WORK INSTRUCTION ▸ Would you retype the records below exactly as they appear?

____________

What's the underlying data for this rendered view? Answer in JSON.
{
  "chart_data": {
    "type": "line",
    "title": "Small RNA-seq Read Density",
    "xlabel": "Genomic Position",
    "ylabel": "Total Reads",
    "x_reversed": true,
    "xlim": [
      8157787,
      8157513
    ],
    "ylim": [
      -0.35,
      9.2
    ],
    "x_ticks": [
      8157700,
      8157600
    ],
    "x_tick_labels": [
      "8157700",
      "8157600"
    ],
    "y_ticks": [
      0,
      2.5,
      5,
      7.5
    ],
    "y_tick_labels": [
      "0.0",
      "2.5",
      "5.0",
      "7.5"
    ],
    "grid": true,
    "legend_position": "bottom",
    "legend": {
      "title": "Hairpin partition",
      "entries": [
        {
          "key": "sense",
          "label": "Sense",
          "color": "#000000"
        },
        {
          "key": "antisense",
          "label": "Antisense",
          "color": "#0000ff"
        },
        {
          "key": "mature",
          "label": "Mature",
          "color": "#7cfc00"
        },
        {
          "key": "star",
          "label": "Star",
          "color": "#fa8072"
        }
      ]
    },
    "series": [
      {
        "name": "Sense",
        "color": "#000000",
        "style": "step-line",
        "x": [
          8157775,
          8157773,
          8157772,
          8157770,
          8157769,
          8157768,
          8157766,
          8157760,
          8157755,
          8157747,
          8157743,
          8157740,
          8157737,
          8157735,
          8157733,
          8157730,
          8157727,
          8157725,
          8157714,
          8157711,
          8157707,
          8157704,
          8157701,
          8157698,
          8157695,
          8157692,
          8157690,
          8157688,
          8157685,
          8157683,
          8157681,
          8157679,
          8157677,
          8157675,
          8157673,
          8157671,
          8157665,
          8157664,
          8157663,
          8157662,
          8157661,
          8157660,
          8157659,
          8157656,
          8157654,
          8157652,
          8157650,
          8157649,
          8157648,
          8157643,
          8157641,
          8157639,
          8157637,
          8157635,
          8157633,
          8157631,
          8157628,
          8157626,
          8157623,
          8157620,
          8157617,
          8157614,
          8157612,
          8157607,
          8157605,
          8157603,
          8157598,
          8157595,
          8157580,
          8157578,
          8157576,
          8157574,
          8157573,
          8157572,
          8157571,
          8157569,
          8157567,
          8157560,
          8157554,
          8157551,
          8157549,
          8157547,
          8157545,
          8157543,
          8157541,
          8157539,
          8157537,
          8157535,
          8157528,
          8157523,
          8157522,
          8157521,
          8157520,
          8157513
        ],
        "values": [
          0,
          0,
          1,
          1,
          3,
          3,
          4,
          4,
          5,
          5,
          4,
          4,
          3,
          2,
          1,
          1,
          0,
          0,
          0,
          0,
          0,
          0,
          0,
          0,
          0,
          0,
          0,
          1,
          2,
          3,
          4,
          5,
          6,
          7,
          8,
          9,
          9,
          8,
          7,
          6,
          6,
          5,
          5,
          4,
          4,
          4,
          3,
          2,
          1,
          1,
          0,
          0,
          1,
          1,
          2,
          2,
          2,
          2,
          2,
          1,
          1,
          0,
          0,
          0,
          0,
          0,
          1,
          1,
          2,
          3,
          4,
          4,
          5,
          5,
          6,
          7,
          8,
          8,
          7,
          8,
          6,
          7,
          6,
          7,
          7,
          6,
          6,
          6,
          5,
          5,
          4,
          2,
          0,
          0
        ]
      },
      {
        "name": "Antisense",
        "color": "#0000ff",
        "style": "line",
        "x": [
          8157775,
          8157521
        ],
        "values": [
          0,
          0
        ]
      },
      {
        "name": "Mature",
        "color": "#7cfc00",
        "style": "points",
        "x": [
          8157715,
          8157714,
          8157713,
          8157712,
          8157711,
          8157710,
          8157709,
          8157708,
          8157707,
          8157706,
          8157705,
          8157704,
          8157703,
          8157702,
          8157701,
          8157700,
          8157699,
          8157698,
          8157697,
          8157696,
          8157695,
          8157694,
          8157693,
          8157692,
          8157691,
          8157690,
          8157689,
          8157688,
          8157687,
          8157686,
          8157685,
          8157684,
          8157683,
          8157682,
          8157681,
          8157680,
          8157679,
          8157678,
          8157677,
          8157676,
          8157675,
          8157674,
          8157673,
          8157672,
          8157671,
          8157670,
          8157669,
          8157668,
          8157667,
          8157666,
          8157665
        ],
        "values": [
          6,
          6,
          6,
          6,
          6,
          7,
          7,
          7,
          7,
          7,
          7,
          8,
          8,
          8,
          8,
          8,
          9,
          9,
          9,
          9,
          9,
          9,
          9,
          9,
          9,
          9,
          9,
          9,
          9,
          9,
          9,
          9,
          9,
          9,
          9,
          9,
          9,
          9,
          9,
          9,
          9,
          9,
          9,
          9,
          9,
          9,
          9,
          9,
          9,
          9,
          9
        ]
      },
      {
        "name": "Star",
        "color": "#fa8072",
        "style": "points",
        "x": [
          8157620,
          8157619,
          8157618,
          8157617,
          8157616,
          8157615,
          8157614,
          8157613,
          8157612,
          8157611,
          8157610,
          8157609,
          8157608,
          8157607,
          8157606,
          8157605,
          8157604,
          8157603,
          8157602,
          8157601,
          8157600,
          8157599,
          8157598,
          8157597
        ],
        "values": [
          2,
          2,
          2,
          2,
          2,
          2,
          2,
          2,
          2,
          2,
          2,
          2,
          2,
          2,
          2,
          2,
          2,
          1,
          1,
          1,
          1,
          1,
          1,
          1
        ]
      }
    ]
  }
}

____________

REPLY ▸
What's the underlying data for this rendered view? Answer in JSON.
{
  "chart_data": {
    "type": "line",
    "title": "Small RNA-seq Read Density",
    "xlabel": "Genomic Position",
    "ylabel": "Total Reads",
    "x_reversed": true,
    "xlim": [
      8157787,
      8157513
    ],
    "ylim": [
      -0.35,
      9.2
    ],
    "x_ticks": [
      8157700,
      8157600
    ],
    "x_tick_labels": [
      "8157700",
      "8157600"
    ],
    "y_ticks": [
      0,
      2.5,
      5,
      7.5
    ],
    "y_tick_labels": [
      "0.0",
      "2.5",
      "5.0",
      "7.5"
    ],
    "grid": true,
    "legend_position": "bottom",
    "legend": {
      "title": "Hairpin partition",
      "entries": [
        {
          "key": "sense",
          "label": "Sense",
          "color": "#000000"
        },
        {
          "key": "antisense",
          "label": "Antisense",
          "color": "#0000ff"
        },
        {
          "key": "mature",
          "label": "Mature",
          "color": "#7cfc00"
        },
        {
          "key": "star",
          "label": "Star",
          "color": "#fa8072"
        }
      ]
    },
    "series": [
      {
        "name": "Sense",
        "color": "#000000",
        "style": "step-line",
        "x": [
          8157775,
          8157773,
          8157772,
          8157770,
          8157769,
          8157768,
          8157766,
          8157760,
          8157755,
          8157747,
          8157743,
          8157740,
          8157737,
          8157735,
          8157733,
          8157730,
          8157727,
          8157725,
          8157714,
          8157711,
          8157707,
          8157704,
          8157701,
          8157698,
          8157695,
          8157692,
          8157690,
          8157688,
          8157685,
          8157683,
          8157681,
          8157679,
          8157677,
          8157675,
          8157673,
          8157671,
          8157665,
          8157664,
          8157663,
          8157662,
          8157661,
          8157660,
          8157659,
          8157656,
          8157654,
          8157652,
          8157650,
          8157649,
          8157648,
          8157643,
          8157641,
          8157639,
          8157637,
          8157635,
          8157633,
          8157631,
          8157628,
          8157626,
          8157623,
          8157620,
          8157617,
          8157614,
          8157612,
          8157607,
          8157605,
          8157603,
          8157598,
          8157595,
          8157580,
          8157578,
          8157576,
          8157574,
          8157573,
          8157572,
          8157571,
          8157569,
          8157567,
          8157560,
          8157554,
          8157551,
          8157549,
          8157547,
          8157545,
          8157543,
          8157541,
          8157539,
          8157537,
          8157535,
          8157528,
          8157523,
          8157522,
          8157521,
          8157520,
          8157513
        ],
        "values": [
          0,
          0,
          1,
          1,
          3,
          3,
          4,
          4,
          5,
          5,
          4,
          4,
          3,
          2,
          1,
          1,
          0,
          0,
          0,
          0,
          0,
          0,
          0,
          0,
          0,
          0,
          0,
          1,
          2,
          3,
          4,
          5,
          6,
          7,
          8,
          9,
          9,
          8,
          7,
          6,
          6,
          5,
          5,
          4,
          4,
          4,
          3,
          2,
          1,
          1,
          0,
          0,
          1,
          1,
          2,
          2,
          2,
          2,
          2,
          1,
          1,
          0,
          0,
          0,
          0,
          0,
          1,
          1,
          2,
          3,
          4,
          4,
          5,
          5,
          6,
          7,
          8,
          8,
          7,
          8,
          6,
          7,
          6,
          7,
          7,
          6,
          6,
          6,
          5,
          5,
          4,
          2,
          0,
          0
        ]
      },
      {
        "name": "Antisense",
        "color": "#0000ff",
        "style": "line",
        "x": [
          8157775,
          8157521
        ],
        "values": [
          0,
          0
        ]
      },
      {
        "name": "Mature",
        "color": "#7cfc00",
        "style": "points",
        "x": [
          8157715,
          8157714,
          8157713,
          8157712,
          8157711,
          8157710,
          8157709,
          8157708,
          8157707,
          8157706,
          8157705,
          8157704,
          8157703,
          8157702,
          8157701,
          8157700,
          8157699,
          8157698,
          8157697,
          8157696,
          8157695,
          8157694,
          8157693,
          8157692,
          8157691,
          8157690,
          8157689,
          8157688,
          8157687,
          8157686,
          8157685,
          8157684,
          8157683,
          8157682,
          8157681,
          8157680,
          8157679,
          8157678,
          8157677,
          8157676,
          8157675,
          8157674,
          8157673,
          8157672,
          8157671,
          8157670,
          8157669,
          8157668,
          8157667,
          8157666,
          8157665
        ],
        "values": [
          6,
          6,
          6,
          6,
          6,
          7,
          7,
          7,
          7,
          7,
          7,
          8,
          8,
          8,
          8,
          8,
          9,
          9,
          9,
          9,
          9,
          9,
          9,
          9,
          9,
          9,
          9,
          9,
          9,
          9,
          9,
          9,
          9,
          9,
          9,
          9,
          9,
          9,
          9,
          9,
          9,
          9,
          9,
          9,
          9,
          9,
          9,
          9,
          9,
          9,
          9
        ]
      },
      {
        "name": "Star",
        "color": "#fa8072",
        "style": "points",
        "x": [
          8157620,
          8157619,
          8157618,
          8157617,
          8157616,
          8157615,
          8157614,
          8157613,
          8157612,
          8157611,
          8157610,
          8157609,
          8157608,
          8157607,
          8157606,
          8157605,
          8157604,
          8157603,
          8157602,
          8157601,
          8157600,
          8157599,
          8157598,
          8157597
        ],
        "values": [
          2,
          2,
          2,
          2,
          2,
          2,
          2,
          2,
          2,
          2,
          2,
          2,
          2,
          2,
          2,
          2,
          2,
          1,
          1,
          1,
          1,
          1,
          1,
          1
        ]
      }
    ]
  }
}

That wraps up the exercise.